> TASK TO COMPLETE: For each of the following statements, say whether it agrees with the profile of Deon McCaulay, answering yes or no and quoting the words of the profile that decide it. 1. McCaulay rejoined the Atlanta Silverbacks in March 2017. 2. McCaulay made his international debut for Belize in 2009. 3. McCaulay scored a hat-trick in a 5–2 win over Montserrat in June 2011.

> PASSAGE PROVIDED:
------------------------------
Deon McCaulay (born 20 September 1987) is a Belizean international footballer who plays as a forward for Atletico Atlanta of the United Premier Soccer League, the Rome Gladiators of the National Indoor Soccer League, and the Belize national team.

Club career
McCaulay has played in Belize for Kremandala, FC Belize and Belize Defence Force; in Costa Rica he had a trial with Puntarenas; he played in Honduras for Deportes Savio from 2009-2011. He has also played for Belmopan Bandits in the Premier League of Belize.

In February 2013 he had a trial with the Portland Timbers of Major League Soccer.

In March 2014 he joined the Atlanta Silverbacks of North American Soccer League.

After a two-year spell back in Belize with Verdes FC, McCaulay rejoined the Atlanta Silverbacks in March 2017.

In April 2018, he signed with the Georgia Revolution FC of the National Premier Soccer League.

In November 2020 he signed for Ginga Atlanta. McCaulay was recognized as UPSL national player of the week on November 27, 2020, and on February 5, 2021

International career
McCaulay made his international debut for Belize in 2007. He was a member of Belize's FIFA World Cup qualifying campaign for the 2010, 2014 and 2018 editions, and he scored the first goal and first hat-trick of the 2014 FIFA World Cup qualifying campaign.  He is Belize's all-time top scorer, with eighteen goals in FIFA World Cup qualifying, as well as two goals at the 2007 UNCAF Nations Cup and one goal at the 2013 Copa Centroamericana. He was also the worldwide top goalscorer in 2014 FIFA World Cup qualification along with Luis Suárez and Robin van Persie with eleven goals. He scored a hat-trick of those eleven in a 5–2 rout of Montserrat in June 2011.

International career statistics

International goals
Scores and results list Belize's goal tally first.
------------------------------
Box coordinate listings

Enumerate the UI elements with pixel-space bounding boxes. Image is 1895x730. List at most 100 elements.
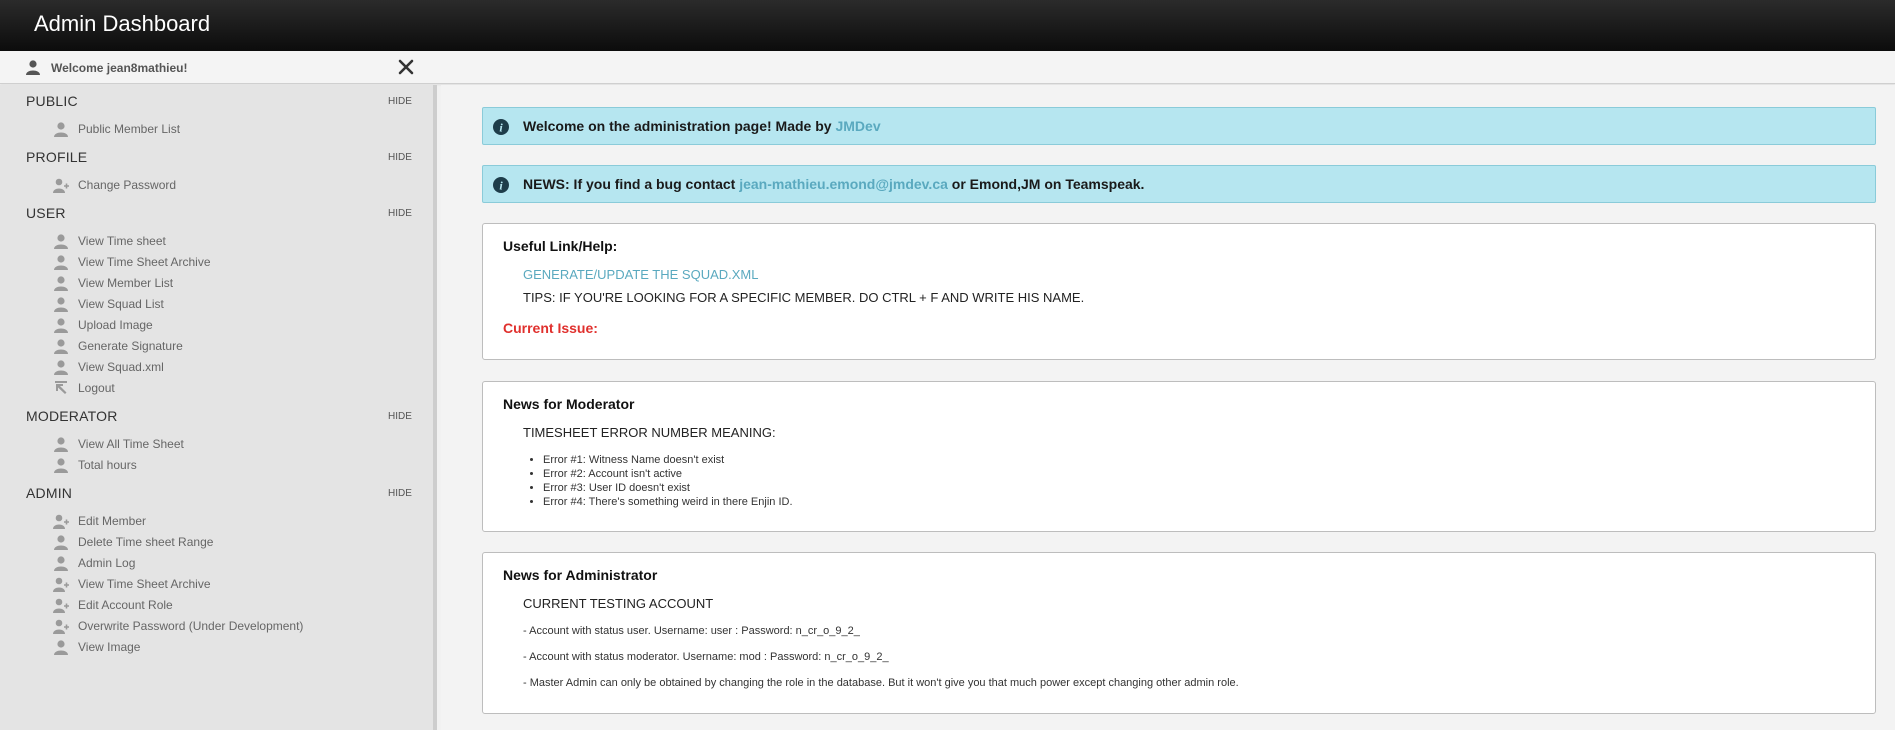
section-public-title: PUBLIC — [26, 93, 78, 109]
user-icon — [26, 60, 40, 75]
user-icon — [54, 458, 68, 473]
sidebar-item-label: View Image — [78, 640, 141, 654]
sidebar-item-label: Delete Time sheet Range — [78, 535, 214, 549]
sidebar-item-admin-log[interactable]: Admin Log — [53, 554, 135, 572]
section-admin-title: ADMIN — [26, 485, 73, 501]
testing-account-subtitle: CURRENT TESTING ACCOUNT — [523, 596, 714, 611]
hide-moderator-link[interactable]: HIDE — [388, 411, 412, 422]
error-item: Error #2: Account isn't active — [543, 467, 793, 481]
close-sidebar-icon[interactable] — [395, 56, 417, 78]
error-list: Error #1: Witness Name doesn't exist Err… — [543, 453, 793, 509]
sidebar-item-label: View Member List — [78, 276, 174, 290]
hide-user-link[interactable]: HIDE — [388, 208, 412, 219]
sidebar-item-label: View Squad List — [78, 297, 164, 311]
user-edit-icon — [53, 514, 69, 529]
user-icon — [54, 318, 68, 333]
sidebar-item-view-squad-list[interactable]: View Squad List — [53, 295, 164, 313]
sidebar-item-view-all-time-sheet[interactable]: View All Time Sheet — [53, 435, 184, 453]
sidebar-item-change-password[interactable]: Change Password — [53, 176, 176, 194]
administrator-news-card: News for Administrator CURRENT TESTING A… — [482, 552, 1876, 714]
user-bar: Welcome jean8mathieu! — [0, 51, 1895, 84]
welcome-alert: i Welcome on the administration page! Ma… — [482, 107, 1876, 145]
timesheet-error-subtitle: TIMESHEET ERROR NUMBER MEANING: — [523, 425, 776, 440]
news-alert-suffix: or Emond,JM on Teamspeak. — [947, 176, 1145, 192]
user-icon — [54, 437, 68, 452]
sidebar-item-label: Public Member List — [78, 122, 181, 136]
sidebar-item-label: View Time Sheet Archive — [78, 577, 211, 591]
sidebar-item-edit-account-role[interactable]: Edit Account Role — [53, 596, 173, 614]
testing-account-line: - Account with status moderator. Usernam… — [523, 651, 889, 663]
testing-account-line: - Account with status user. Username: us… — [523, 625, 860, 637]
sidebar-item-view-image[interactable]: View Image — [53, 638, 140, 656]
app-title: Admin Dashboard — [34, 11, 211, 36]
section-user-title: USER — [26, 205, 66, 221]
sidebar-item-label: Upload Image — [78, 318, 153, 332]
news-alert: i NEWS: If you find a bug contact jean-m… — [482, 165, 1876, 203]
sidebar-item-label: Overwrite Password (Under Development) — [78, 619, 304, 633]
error-item: Error #3: User ID doesn't exist — [543, 481, 793, 495]
user-icon — [54, 339, 68, 354]
jmdev-link[interactable]: JMDev — [835, 118, 880, 134]
welcome-alert-message: Welcome on the administration page! Made… — [523, 118, 836, 134]
sidebar-item-label: View Squad.xml — [78, 360, 164, 374]
info-icon: i — [493, 177, 509, 193]
contact-email-link[interactable]: jean-mathieu.emond@jmdev.ca — [739, 176, 948, 192]
user-icon — [54, 556, 68, 571]
sidebar-item-overwrite-password[interactable]: Overwrite Password (Under Development) — [53, 617, 303, 635]
sidebar-item-generate-signature[interactable]: Generate Signature — [53, 337, 183, 355]
sidebar-item-label: Total hours — [78, 458, 137, 472]
user-icon — [54, 234, 68, 249]
current-issue-label: Current Issue: — [503, 320, 598, 336]
administrator-card-title: News for Administrator — [503, 567, 658, 583]
sidebar-item-admin-time-sheet-archive[interactable]: View Time Sheet Archive — [53, 575, 211, 593]
hide-admin-link[interactable]: HIDE — [388, 488, 412, 499]
error-item: Error #4: There's something weird in the… — [543, 495, 793, 509]
sidebar-item-total-hours[interactable]: Total hours — [53, 456, 137, 474]
sidebar-item-view-squad-xml[interactable]: View Squad.xml — [53, 358, 164, 376]
user-edit-icon — [53, 577, 69, 592]
generate-squad-xml-link[interactable]: GENERATE/UPDATE THE SQUAD.XML — [523, 267, 759, 282]
welcome-text: Welcome jean8mathieu! — [51, 61, 188, 75]
hide-public-link[interactable]: HIDE — [388, 96, 412, 107]
error-item: Error #1: Witness Name doesn't exist — [543, 453, 793, 467]
user-icon — [54, 360, 68, 375]
user-icon — [54, 297, 68, 312]
hide-profile-link[interactable]: HIDE — [388, 152, 412, 163]
sidebar-item-view-member-list[interactable]: View Member List — [53, 274, 173, 292]
top-bar: Admin Dashboard — [0, 0, 1895, 51]
useful-links-card: Useful Link/Help: GENERATE/UPDATE THE SQ… — [482, 223, 1876, 360]
moderator-card-title: News for Moderator — [503, 396, 635, 412]
sidebar-item-label: Change Password — [78, 178, 177, 192]
sidebar-item-label: Generate Signature — [78, 339, 183, 353]
user-icon — [54, 535, 68, 550]
user-edit-icon — [53, 619, 69, 634]
sidebar-item-label: View Time Sheet Archive — [78, 255, 211, 269]
sidebar: PUBLIC HIDE Public Member List PROFILE H… — [0, 85, 437, 730]
sidebar-item-label: View All Time Sheet — [78, 437, 184, 451]
user-icon — [54, 640, 68, 655]
user-icon — [54, 255, 68, 270]
sidebar-item-logout[interactable]: Logout — [53, 379, 115, 397]
sidebar-item-label: Edit Account Role — [78, 598, 173, 612]
user-icon — [54, 122, 68, 137]
section-profile-title: PROFILE — [26, 149, 88, 165]
useful-card-title: Useful Link/Help: — [503, 238, 618, 254]
news-alert-text: NEWS: If you find a bug contact jean-mat… — [523, 176, 1144, 192]
sidebar-item-upload-image[interactable]: Upload Image — [53, 316, 153, 334]
sidebar-item-label: Admin Log — [78, 556, 136, 570]
sidebar-item-public-member-list[interactable]: Public Member List — [53, 120, 180, 138]
moderator-news-card: News for Moderator TIMESHEET ERROR NUMBE… — [482, 381, 1876, 532]
sidebar-item-label: Logout — [78, 381, 115, 395]
tips-text: TIPS: IF YOU'RE LOOKING FOR A SPECIFIC M… — [523, 290, 1085, 305]
info-icon: i — [493, 119, 509, 135]
welcome-alert-text: Welcome on the administration page! Made… — [523, 118, 881, 134]
sidebar-item-label: Edit Member — [78, 514, 147, 528]
sidebar-item-view-time-sheet-archive[interactable]: View Time Sheet Archive — [53, 253, 211, 271]
user-icon — [54, 276, 68, 291]
sidebar-item-delete-time-sheet-range[interactable]: Delete Time sheet Range — [53, 533, 213, 551]
sidebar-item-view-time-sheet[interactable]: View Time sheet — [53, 232, 166, 250]
news-alert-prefix: NEWS: If you find a bug contact — [523, 176, 740, 192]
user-edit-icon — [53, 178, 69, 193]
sidebar-item-edit-member[interactable]: Edit Member — [53, 512, 146, 530]
sidebar-item-label: View Time sheet — [78, 234, 166, 248]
------------------------------
> REPLY TO THE EXERCISE:
1. Yes: "McCaulay rejoined the Atlanta Silverbacks in March 2017."
2. No: "McCaulay made his international debut for Belize in 2007."
3. Yes: "He scored a hat-trick of those eleven in a 5–2 rout of Montserrat in June 2011."